▶ _Exercise data_
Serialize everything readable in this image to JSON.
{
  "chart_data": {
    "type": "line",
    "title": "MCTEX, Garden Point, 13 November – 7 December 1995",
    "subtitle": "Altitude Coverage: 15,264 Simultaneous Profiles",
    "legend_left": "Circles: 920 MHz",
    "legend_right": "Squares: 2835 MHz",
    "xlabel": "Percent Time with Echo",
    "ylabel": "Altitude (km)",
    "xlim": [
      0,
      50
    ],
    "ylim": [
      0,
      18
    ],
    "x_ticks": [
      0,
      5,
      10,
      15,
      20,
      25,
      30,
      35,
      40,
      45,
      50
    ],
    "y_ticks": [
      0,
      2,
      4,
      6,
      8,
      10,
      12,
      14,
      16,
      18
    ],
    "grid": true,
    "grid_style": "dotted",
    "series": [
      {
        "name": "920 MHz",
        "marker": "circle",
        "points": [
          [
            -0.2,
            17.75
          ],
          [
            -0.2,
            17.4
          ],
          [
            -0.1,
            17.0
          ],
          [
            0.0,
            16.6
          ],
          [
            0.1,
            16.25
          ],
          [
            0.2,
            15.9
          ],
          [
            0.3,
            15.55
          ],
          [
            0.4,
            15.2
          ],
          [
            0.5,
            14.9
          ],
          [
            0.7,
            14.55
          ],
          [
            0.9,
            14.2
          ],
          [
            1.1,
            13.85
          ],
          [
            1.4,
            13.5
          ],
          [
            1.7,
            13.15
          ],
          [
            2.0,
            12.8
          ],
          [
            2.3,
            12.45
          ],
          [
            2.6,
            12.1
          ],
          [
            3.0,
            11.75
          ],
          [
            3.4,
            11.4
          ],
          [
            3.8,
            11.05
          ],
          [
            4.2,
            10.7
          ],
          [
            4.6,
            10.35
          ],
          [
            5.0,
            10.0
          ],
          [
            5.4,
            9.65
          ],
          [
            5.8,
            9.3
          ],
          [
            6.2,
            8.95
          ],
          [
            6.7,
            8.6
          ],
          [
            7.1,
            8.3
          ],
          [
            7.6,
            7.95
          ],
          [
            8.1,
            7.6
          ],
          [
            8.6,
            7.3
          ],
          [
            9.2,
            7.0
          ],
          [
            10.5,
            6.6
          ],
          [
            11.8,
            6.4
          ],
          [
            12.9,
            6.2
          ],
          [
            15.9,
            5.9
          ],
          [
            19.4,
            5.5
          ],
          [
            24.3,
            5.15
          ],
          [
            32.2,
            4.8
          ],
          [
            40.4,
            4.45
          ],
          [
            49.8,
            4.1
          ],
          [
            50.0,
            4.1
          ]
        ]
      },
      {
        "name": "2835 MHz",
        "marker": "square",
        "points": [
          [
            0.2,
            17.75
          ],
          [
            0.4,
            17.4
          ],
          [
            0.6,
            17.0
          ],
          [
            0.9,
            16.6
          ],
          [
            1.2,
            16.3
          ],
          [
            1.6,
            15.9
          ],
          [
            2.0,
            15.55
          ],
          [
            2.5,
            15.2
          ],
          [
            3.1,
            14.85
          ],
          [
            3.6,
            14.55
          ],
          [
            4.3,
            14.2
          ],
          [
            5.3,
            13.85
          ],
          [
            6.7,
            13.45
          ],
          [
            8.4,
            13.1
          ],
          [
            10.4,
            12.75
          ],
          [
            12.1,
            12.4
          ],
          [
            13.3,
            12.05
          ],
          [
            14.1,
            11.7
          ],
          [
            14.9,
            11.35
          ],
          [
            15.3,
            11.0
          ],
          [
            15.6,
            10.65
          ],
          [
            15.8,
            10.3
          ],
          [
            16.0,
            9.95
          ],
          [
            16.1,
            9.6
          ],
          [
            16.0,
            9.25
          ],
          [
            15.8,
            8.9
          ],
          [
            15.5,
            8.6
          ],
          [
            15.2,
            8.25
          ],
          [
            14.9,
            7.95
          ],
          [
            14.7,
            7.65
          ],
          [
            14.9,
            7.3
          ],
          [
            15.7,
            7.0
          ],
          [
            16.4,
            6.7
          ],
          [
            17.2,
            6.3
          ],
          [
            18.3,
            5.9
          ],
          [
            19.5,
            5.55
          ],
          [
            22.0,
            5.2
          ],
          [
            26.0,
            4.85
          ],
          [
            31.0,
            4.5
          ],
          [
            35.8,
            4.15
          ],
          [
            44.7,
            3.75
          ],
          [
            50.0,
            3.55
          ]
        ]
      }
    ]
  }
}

▶ _Written problem_
Say, as a bare number, how many lines in the entries above include the string "Altitude".

▶ _The output_
2